Items listed in a dataset
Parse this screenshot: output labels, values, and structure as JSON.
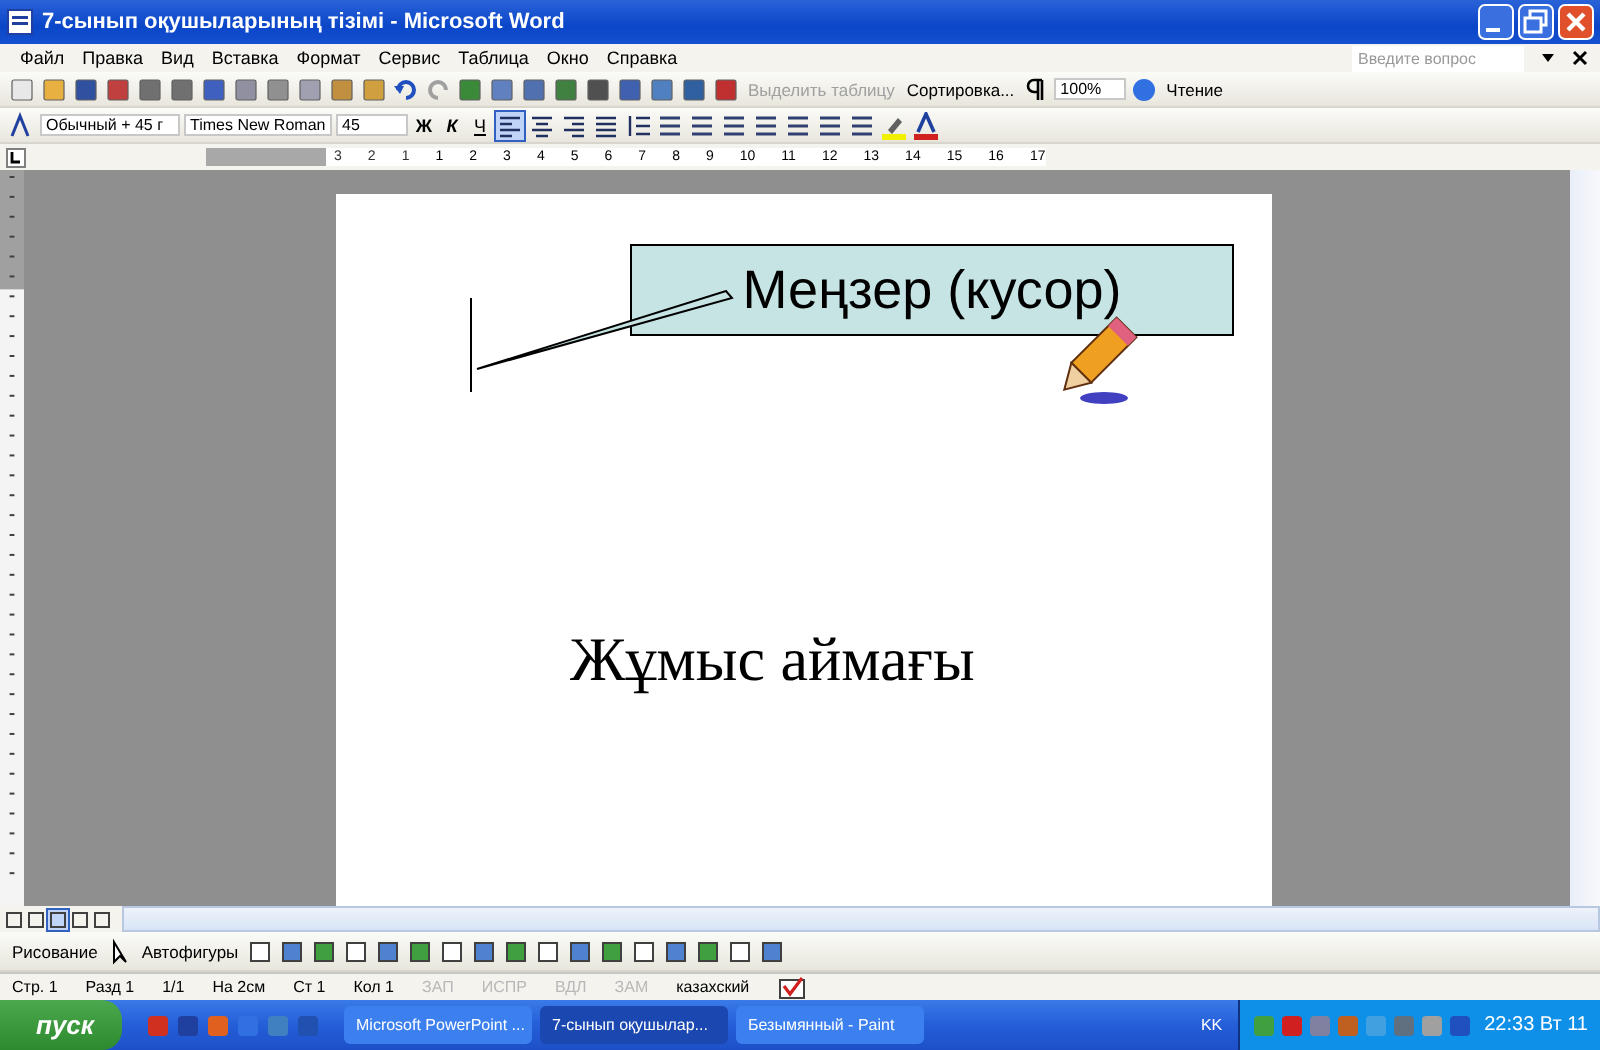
{
  "window": {
    "title": "7-сынып оқушыларының тізімі - Microsoft Word"
  },
  "menu": [
    "Файл",
    "Правка",
    "Вид",
    "Вставка",
    "Формат",
    "Сервис",
    "Таблица",
    "Окно",
    "Справка"
  ],
  "help_search": {
    "placeholder": "Введите вопрос"
  },
  "standard_toolbar": {
    "select_table": "Выделить таблицу",
    "sort": "Сортировка...",
    "zoom": "100%",
    "reading": "Чтение"
  },
  "formatting_toolbar": {
    "style": "Обычный + 45 г",
    "font": "Times New Roman",
    "size": "45",
    "bold": "Ж",
    "italic": "К",
    "underline": "Ч",
    "align_buttons": [
      {
        "selected": true
      },
      {
        "selected": false
      },
      {
        "selected": false
      },
      {
        "selected": false
      }
    ]
  },
  "ruler": [
    "3",
    "2",
    "1",
    "1",
    "2",
    "3",
    "4",
    "5",
    "6",
    "7",
    "8",
    "9",
    "10",
    "11",
    "12",
    "13",
    "14",
    "15",
    "16",
    "17"
  ],
  "document": {
    "callout": "Меңзер (кусор)",
    "body": "Жұмыс аймағы"
  },
  "view_buttons": [
    {
      "selected": false
    },
    {
      "selected": false
    },
    {
      "selected": true
    },
    {
      "selected": false
    },
    {
      "selected": false
    }
  ],
  "drawing_toolbar": {
    "draw": "Рисование",
    "autoshapes": "Автофигуры"
  },
  "status_bar": {
    "fields": [
      "Стр. 1",
      "Разд 1",
      "1/1",
      "На 2см",
      "Ст 1",
      "Кол 1"
    ],
    "modes": [
      {
        "label": "ЗАП",
        "disabled": true
      },
      {
        "label": "ИСПР",
        "disabled": true
      },
      {
        "label": "ВДЛ",
        "disabled": true
      },
      {
        "label": "ЗАМ",
        "disabled": true
      }
    ],
    "language": "казахский"
  },
  "taskbar": {
    "start": "пуск",
    "tasks": [
      {
        "label": "Microsoft PowerPoint ...",
        "selected": false
      },
      {
        "label": "7-сынып оқушылар...",
        "selected": true
      },
      {
        "label": "Безымянный - Paint",
        "selected": false
      }
    ],
    "language": "KK",
    "clock": "22:33 Вт 11"
  }
}
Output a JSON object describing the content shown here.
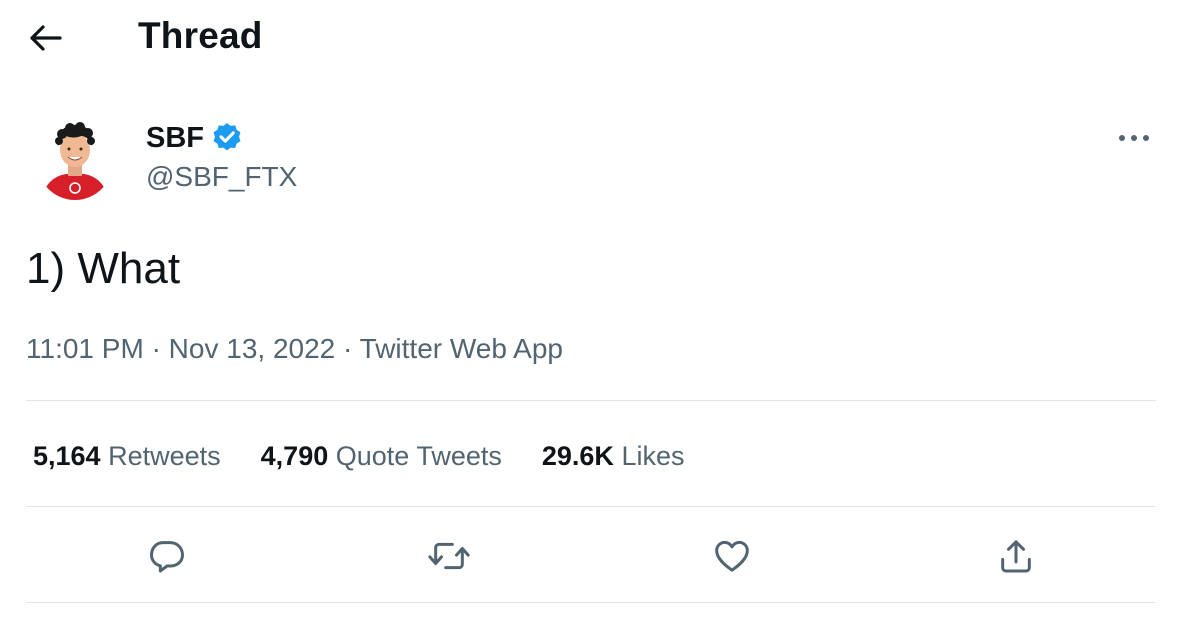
{
  "header": {
    "title": "Thread"
  },
  "author": {
    "name": "SBF",
    "handle": "@SBF_FTX",
    "verified": true
  },
  "tweet": {
    "text": "1) What",
    "time": "11:01 PM",
    "date": "Nov 13, 2022",
    "source": "Twitter Web App",
    "separator": "·"
  },
  "stats": [
    {
      "count": "5,164",
      "label": "Retweets"
    },
    {
      "count": "4,790",
      "label": "Quote Tweets"
    },
    {
      "count": "29.6K",
      "label": "Likes"
    }
  ],
  "actions": [
    "reply-icon",
    "retweet-icon",
    "like-icon",
    "share-icon"
  ],
  "colors": {
    "text": "#0f1419",
    "secondary": "#536471",
    "divider": "#e1e6ea",
    "verified": "#1d9bf0",
    "avatar_shirt": "#d71f2a"
  }
}
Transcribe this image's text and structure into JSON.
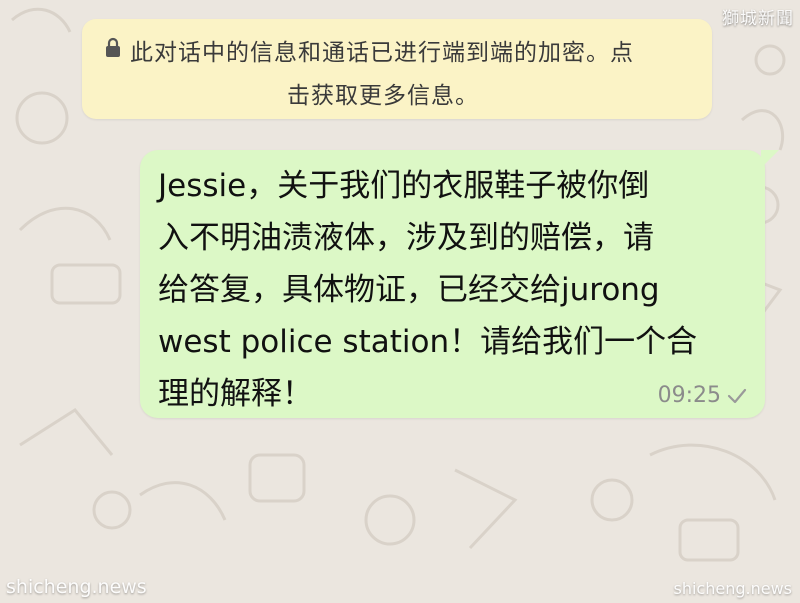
{
  "notice": {
    "icon": "lock-icon",
    "line1": "此对话中的信息和通话已进行端到端的加密。点",
    "line2": "击获取更多信息。"
  },
  "message": {
    "lines": [
      "Jessie，关于我们的衣服鞋子被你倒",
      "入不明油渍液体，涉及到的赔偿，请",
      "给答复，具体物证，已经交给jurong",
      "west police station！请给我们一个合",
      "理的解释！"
    ],
    "time": "09:25",
    "status_icon": "checkmark-icon"
  },
  "watermarks": {
    "top_right": "獅城新聞",
    "bottom_left": "shicheng.news",
    "bottom_right": "shicheng.news"
  },
  "colors": {
    "chat_background": "#ebe6df",
    "notice_background": "#fbf3c6",
    "outgoing_bubble": "#dcf8c6"
  }
}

__Short exercise__: Your task is to repeat the data above exactly while excluding the pictures.

__Full output__:
Parse this screenshot: output labels, values, and structure as JSON.
{
  "window": {
    "title": "7-сынып оқушыларының тізімі - Microsoft Word"
  },
  "menu": [
    "Файл",
    "Правка",
    "Вид",
    "Вставка",
    "Формат",
    "Сервис",
    "Таблица",
    "Окно",
    "Справка"
  ],
  "help_search": {
    "placeholder": "Введите вопрос"
  },
  "standard_toolbar": {
    "select_table": "Выделить таблицу",
    "sort": "Сортировка...",
    "zoom": "100%",
    "reading": "Чтение"
  },
  "formatting_toolbar": {
    "style": "Обычный + 45 г",
    "font": "Times New Roman",
    "size": "45",
    "bold": "Ж",
    "italic": "К",
    "underline": "Ч",
    "align_buttons": [
      {
        "selected": true
      },
      {
        "selected": false
      },
      {
        "selected": false
      },
      {
        "selected": false
      }
    ]
  },
  "ruler": [
    "3",
    "2",
    "1",
    "1",
    "2",
    "3",
    "4",
    "5",
    "6",
    "7",
    "8",
    "9",
    "10",
    "11",
    "12",
    "13",
    "14",
    "15",
    "16",
    "17"
  ],
  "document": {
    "callout": "Меңзер (кусор)",
    "body": "Жұмыс аймағы"
  },
  "view_buttons": [
    {
      "selected": false
    },
    {
      "selected": false
    },
    {
      "selected": true
    },
    {
      "selected": false
    },
    {
      "selected": false
    }
  ],
  "drawing_toolbar": {
    "draw": "Рисование",
    "autoshapes": "Автофигуры"
  },
  "status_bar": {
    "fields": [
      "Стр. 1",
      "Разд 1",
      "1/1",
      "На 2см",
      "Ст 1",
      "Кол 1"
    ],
    "modes": [
      {
        "label": "ЗАП",
        "disabled": true
      },
      {
        "label": "ИСПР",
        "disabled": true
      },
      {
        "label": "ВДЛ",
        "disabled": true
      },
      {
        "label": "ЗАМ",
        "disabled": true
      }
    ],
    "language": "казахский"
  },
  "taskbar": {
    "start": "пуск",
    "tasks": [
      {
        "label": "Microsoft PowerPoint ...",
        "selected": false
      },
      {
        "label": "7-сынып оқушылар...",
        "selected": true
      },
      {
        "label": "Безымянный - Paint",
        "selected": false
      }
    ],
    "language": "KK",
    "clock": "22:33 Вт 11"
  }
}
Output a JSON object describing the content shown here.
{
  "header": {
    "title": "Thread"
  },
  "author": {
    "name": "SBF",
    "handle": "@SBF_FTX",
    "verified": true
  },
  "tweet": {
    "text": "1) What",
    "time": "11:01 PM",
    "date": "Nov 13, 2022",
    "source": "Twitter Web App",
    "separator": "·"
  },
  "stats": [
    {
      "count": "5,164",
      "label": "Retweets"
    },
    {
      "count": "4,790",
      "label": "Quote Tweets"
    },
    {
      "count": "29.6K",
      "label": "Likes"
    }
  ],
  "actions": [
    "reply-icon",
    "retweet-icon",
    "like-icon",
    "share-icon"
  ],
  "colors": {
    "text": "#0f1419",
    "secondary": "#536471",
    "divider": "#e1e6ea",
    "verified": "#1d9bf0",
    "avatar_shirt": "#d71f2a"
  }
}
Transcribe this image's text and structure into JSON.
{
  "notice": {
    "icon": "lock-icon",
    "line1": "此对话中的信息和通话已进行端到端的加密。点",
    "line2": "击获取更多信息。"
  },
  "message": {
    "lines": [
      "Jessie，关于我们的衣服鞋子被你倒",
      "入不明油渍液体，涉及到的赔偿，请",
      "给答复，具体物证，已经交给jurong",
      "west police station！请给我们一个合",
      "理的解释！"
    ],
    "time": "09:25",
    "status_icon": "checkmark-icon"
  },
  "watermarks": {
    "top_right": "獅城新聞",
    "bottom_left": "shicheng.news",
    "bottom_right": "shicheng.news"
  },
  "colors": {
    "chat_background": "#ebe6df",
    "notice_background": "#fbf3c6",
    "outgoing_bubble": "#dcf8c6"
  }
}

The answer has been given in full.